__MATERIALS PROVIDED__:
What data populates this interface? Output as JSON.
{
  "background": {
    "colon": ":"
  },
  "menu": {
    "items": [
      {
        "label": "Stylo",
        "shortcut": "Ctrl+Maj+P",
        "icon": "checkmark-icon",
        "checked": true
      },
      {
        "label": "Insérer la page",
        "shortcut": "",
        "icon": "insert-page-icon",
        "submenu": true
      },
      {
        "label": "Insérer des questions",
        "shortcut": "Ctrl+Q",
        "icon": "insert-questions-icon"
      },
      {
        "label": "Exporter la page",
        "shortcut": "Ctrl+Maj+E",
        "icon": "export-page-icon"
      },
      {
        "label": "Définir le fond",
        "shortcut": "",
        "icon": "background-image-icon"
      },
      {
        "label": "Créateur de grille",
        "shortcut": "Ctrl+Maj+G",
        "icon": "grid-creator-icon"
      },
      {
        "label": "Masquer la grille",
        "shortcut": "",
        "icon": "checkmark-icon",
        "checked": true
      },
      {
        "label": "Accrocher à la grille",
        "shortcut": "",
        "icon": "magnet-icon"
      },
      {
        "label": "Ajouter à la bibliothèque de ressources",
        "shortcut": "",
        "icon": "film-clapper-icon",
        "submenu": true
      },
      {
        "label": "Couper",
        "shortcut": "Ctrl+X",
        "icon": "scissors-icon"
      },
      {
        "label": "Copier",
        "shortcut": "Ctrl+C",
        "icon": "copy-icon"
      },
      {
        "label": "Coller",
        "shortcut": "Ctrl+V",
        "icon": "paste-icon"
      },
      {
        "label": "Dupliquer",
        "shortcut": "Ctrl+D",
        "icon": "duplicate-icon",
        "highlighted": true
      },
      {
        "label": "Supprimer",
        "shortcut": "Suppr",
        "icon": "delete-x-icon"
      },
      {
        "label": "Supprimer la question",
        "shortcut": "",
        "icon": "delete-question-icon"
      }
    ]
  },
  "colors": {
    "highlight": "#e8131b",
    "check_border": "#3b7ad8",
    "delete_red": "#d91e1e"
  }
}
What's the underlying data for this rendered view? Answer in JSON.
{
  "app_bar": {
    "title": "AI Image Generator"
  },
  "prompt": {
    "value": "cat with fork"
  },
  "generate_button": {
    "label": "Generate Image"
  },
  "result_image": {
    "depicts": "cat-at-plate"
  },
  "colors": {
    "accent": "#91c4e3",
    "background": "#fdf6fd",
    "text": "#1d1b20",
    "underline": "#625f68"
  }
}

__SHORT TASK__: Extract the full set of entries word for word.

__PROBLEM SOLUTION__:
What data populates this interface? Output as JSON.
{
  "background": {
    "colon": ":"
  },
  "menu": {
    "items": [
      {
        "label": "Stylo",
        "shortcut": "Ctrl+Maj+P",
        "icon": "checkmark-icon",
        "checked": true
      },
      {
        "label": "Insérer la page",
        "shortcut": "",
        "icon": "insert-page-icon",
        "submenu": true
      },
      {
        "label": "Insérer des questions",
        "shortcut": "Ctrl+Q",
        "icon": "insert-questions-icon"
      },
      {
        "label": "Exporter la page",
        "shortcut": "Ctrl+Maj+E",
        "icon": "export-page-icon"
      },
      {
        "label": "Définir le fond",
        "shortcut": "",
        "icon": "background-image-icon"
      },
      {
        "label": "Créateur de grille",
        "shortcut": "Ctrl+Maj+G",
        "icon": "grid-creator-icon"
      },
      {
        "label": "Masquer la grille",
        "shortcut": "",
        "icon": "checkmark-icon",
        "checked": true
      },
      {
        "label": "Accrocher à la grille",
        "shortcut": "",
        "icon": "magnet-icon"
      },
      {
        "label": "Ajouter à la bibliothèque de ressources",
        "shortcut": "",
        "icon": "film-clapper-icon",
        "submenu": true
      },
      {
        "label": "Couper",
        "shortcut": "Ctrl+X",
        "icon": "scissors-icon"
      },
      {
        "label": "Copier",
        "shortcut": "Ctrl+C",
        "icon": "copy-icon"
      },
      {
        "label": "Coller",
        "shortcut": "Ctrl+V",
        "icon": "paste-icon"
      },
      {
        "label": "Dupliquer",
        "shortcut": "Ctrl+D",
        "icon": "duplicate-icon",
        "highlighted": true
      },
      {
        "label": "Supprimer",
        "shortcut": "Suppr",
        "icon": "delete-x-icon"
      },
      {
        "label": "Supprimer la question",
        "shortcut": "",
        "icon": "delete-question-icon"
      }
    ]
  },
  "colors": {
    "highlight": "#e8131b",
    "check_border": "#3b7ad8",
    "delete_red": "#d91e1e"
  }
}
What's the underlying data for this rendered view? Answer in JSON.
{
  "app_bar": {
    "title": "AI Image Generator"
  },
  "prompt": {
    "value": "cat with fork"
  },
  "generate_button": {
    "label": "Generate Image"
  },
  "result_image": {
    "depicts": "cat-at-plate"
  },
  "colors": {
    "accent": "#91c4e3",
    "background": "#fdf6fd",
    "text": "#1d1b20",
    "underline": "#625f68"
  }
}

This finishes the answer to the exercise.